What is asked:
List every line in the items below that contains the string "pattern".

-- Begin Data entries --

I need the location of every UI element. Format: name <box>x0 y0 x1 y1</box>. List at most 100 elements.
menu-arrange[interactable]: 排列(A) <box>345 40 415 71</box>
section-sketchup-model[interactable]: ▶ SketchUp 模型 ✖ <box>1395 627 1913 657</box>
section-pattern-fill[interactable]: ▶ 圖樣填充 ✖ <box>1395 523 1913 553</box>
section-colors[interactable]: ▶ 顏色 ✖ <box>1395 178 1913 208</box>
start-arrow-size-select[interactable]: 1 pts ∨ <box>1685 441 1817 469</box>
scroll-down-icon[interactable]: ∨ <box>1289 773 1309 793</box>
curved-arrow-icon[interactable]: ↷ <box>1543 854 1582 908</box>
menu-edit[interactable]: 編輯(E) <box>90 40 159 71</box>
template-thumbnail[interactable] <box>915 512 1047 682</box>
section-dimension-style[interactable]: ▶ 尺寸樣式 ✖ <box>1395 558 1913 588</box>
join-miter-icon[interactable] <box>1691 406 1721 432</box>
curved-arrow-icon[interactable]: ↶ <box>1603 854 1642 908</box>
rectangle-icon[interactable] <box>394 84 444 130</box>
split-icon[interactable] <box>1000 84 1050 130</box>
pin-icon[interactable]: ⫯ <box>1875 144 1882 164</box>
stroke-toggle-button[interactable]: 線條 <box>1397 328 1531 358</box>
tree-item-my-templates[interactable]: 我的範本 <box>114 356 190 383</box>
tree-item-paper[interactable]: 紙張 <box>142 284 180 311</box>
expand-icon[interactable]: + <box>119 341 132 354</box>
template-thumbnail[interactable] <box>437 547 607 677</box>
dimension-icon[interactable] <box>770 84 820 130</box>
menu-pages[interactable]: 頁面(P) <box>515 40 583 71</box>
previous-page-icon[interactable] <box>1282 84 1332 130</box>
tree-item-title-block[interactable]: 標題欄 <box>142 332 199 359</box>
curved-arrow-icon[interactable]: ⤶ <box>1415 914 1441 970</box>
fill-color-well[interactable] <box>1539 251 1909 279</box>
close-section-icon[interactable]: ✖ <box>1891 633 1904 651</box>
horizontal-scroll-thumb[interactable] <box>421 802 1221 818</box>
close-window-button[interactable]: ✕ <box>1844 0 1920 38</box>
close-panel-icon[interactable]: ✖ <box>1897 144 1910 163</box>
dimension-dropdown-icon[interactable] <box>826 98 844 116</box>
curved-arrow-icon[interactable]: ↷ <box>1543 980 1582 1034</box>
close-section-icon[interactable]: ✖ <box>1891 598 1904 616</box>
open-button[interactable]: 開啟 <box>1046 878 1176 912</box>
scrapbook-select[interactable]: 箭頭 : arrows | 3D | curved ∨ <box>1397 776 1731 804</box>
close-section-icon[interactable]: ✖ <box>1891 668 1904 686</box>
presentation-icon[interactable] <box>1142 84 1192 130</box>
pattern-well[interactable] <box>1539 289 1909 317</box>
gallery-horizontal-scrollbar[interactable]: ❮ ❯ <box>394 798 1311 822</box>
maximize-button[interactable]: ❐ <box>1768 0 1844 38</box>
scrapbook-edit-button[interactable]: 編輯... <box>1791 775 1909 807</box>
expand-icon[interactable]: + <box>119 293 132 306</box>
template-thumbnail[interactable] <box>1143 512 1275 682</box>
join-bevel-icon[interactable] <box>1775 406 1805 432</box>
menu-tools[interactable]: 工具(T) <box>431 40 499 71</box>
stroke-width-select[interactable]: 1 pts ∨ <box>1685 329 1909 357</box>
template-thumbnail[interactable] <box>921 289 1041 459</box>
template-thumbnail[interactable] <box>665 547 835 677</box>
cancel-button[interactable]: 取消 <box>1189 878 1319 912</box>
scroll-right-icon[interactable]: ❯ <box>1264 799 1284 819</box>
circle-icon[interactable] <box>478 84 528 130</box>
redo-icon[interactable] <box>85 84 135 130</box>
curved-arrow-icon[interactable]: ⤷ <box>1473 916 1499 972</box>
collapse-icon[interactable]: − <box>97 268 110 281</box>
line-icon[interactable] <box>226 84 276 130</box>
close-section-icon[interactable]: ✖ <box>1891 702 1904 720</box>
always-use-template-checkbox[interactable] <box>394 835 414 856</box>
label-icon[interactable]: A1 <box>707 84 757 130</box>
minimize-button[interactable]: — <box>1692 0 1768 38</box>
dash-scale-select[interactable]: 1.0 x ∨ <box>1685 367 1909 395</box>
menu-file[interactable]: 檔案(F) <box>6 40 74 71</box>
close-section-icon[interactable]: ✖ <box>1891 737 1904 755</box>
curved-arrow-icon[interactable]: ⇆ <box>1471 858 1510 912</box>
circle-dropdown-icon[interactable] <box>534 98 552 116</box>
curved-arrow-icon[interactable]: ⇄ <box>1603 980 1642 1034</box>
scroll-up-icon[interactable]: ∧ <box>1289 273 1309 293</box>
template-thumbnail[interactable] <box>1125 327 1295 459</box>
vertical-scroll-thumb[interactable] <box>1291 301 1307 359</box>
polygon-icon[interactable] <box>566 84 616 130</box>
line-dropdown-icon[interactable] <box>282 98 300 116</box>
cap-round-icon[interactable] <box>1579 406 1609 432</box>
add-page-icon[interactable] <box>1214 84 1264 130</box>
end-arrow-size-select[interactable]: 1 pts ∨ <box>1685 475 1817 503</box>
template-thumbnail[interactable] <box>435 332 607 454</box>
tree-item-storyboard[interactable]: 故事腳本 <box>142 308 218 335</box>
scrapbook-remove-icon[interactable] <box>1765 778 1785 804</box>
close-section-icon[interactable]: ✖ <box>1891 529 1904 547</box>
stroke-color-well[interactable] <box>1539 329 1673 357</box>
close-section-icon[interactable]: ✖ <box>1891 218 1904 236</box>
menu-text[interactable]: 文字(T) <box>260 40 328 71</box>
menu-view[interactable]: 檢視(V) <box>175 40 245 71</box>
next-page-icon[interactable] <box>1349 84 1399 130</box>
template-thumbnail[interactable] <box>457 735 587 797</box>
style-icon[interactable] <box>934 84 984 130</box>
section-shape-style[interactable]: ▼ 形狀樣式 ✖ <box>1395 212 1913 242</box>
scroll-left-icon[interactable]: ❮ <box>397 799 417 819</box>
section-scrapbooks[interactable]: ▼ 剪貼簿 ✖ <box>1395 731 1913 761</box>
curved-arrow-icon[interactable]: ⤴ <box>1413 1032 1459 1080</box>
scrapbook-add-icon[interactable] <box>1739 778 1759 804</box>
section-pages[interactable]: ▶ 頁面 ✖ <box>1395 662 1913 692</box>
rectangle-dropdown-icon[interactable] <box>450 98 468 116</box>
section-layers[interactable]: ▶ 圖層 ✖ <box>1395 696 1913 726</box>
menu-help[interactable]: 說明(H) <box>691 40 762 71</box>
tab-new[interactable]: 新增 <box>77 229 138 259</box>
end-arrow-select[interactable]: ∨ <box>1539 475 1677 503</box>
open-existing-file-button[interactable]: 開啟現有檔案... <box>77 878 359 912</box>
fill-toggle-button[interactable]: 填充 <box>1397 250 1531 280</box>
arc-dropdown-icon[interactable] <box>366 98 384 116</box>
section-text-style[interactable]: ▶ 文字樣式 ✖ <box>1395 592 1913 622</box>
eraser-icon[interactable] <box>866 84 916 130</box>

-- End Data entries --

Written answer:
section-pattern-fill[interactable]: ▶ 圖樣填充 ✖ <box>1395 523 1913 553</box>
pattern-well[interactable] <box>1539 289 1909 317</box>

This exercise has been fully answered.